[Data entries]
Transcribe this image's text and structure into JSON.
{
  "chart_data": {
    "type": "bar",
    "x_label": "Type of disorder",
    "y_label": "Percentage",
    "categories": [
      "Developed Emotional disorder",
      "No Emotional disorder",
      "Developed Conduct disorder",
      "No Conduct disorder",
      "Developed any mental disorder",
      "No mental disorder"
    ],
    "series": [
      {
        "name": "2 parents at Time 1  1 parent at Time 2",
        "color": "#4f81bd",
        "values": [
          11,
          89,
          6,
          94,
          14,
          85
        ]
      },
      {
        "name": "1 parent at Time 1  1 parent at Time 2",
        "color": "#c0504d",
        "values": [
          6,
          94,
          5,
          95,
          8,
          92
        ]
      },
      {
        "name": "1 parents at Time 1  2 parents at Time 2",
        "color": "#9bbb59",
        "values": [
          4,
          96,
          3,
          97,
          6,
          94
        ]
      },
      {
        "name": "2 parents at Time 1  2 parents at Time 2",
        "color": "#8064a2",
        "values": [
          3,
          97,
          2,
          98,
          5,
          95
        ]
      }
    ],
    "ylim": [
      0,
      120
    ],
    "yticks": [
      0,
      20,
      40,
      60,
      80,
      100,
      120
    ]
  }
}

Required task:
Scan the entries above. Copy each line that has the string "parents".

Answer below:
        "name": "2 parents at Time 1  1 parent at Time 2",
        "name": "1 parents at Time 1  2 parents at Time 2",
        "name": "2 parents at Time 1  2 parents at Time 2",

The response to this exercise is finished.